### OBJECTIVE
Take down each entry exactly as written.

### RECORDS PROVIDED
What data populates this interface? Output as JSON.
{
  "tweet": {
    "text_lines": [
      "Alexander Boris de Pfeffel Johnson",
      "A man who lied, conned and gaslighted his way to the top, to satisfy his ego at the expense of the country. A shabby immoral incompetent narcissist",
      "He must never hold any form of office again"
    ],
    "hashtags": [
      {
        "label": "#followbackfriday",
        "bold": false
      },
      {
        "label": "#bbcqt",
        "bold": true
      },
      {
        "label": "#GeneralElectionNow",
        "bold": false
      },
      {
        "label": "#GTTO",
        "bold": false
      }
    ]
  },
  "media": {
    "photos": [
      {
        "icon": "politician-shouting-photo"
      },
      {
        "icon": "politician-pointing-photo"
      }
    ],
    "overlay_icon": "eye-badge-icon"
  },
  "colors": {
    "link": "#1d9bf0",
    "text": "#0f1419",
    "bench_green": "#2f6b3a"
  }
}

### FULL SOLUTION
What data populates this interface? Output as JSON.
{
  "tweet": {
    "text_lines": [
      "Alexander Boris de Pfeffel Johnson",
      "A man who lied, conned and gaslighted his way to the top, to satisfy his ego at the expense of the country. A shabby immoral incompetent narcissist",
      "He must never hold any form of office again"
    ],
    "hashtags": [
      {
        "label": "#followbackfriday",
        "bold": false
      },
      {
        "label": "#bbcqt",
        "bold": true
      },
      {
        "label": "#GeneralElectionNow",
        "bold": false
      },
      {
        "label": "#GTTO",
        "bold": false
      }
    ]
  },
  "media": {
    "photos": [
      {
        "icon": "politician-shouting-photo"
      },
      {
        "icon": "politician-pointing-photo"
      }
    ],
    "overlay_icon": "eye-badge-icon"
  },
  "colors": {
    "link": "#1d9bf0",
    "text": "#0f1419",
    "bench_green": "#2f6b3a"
  }
}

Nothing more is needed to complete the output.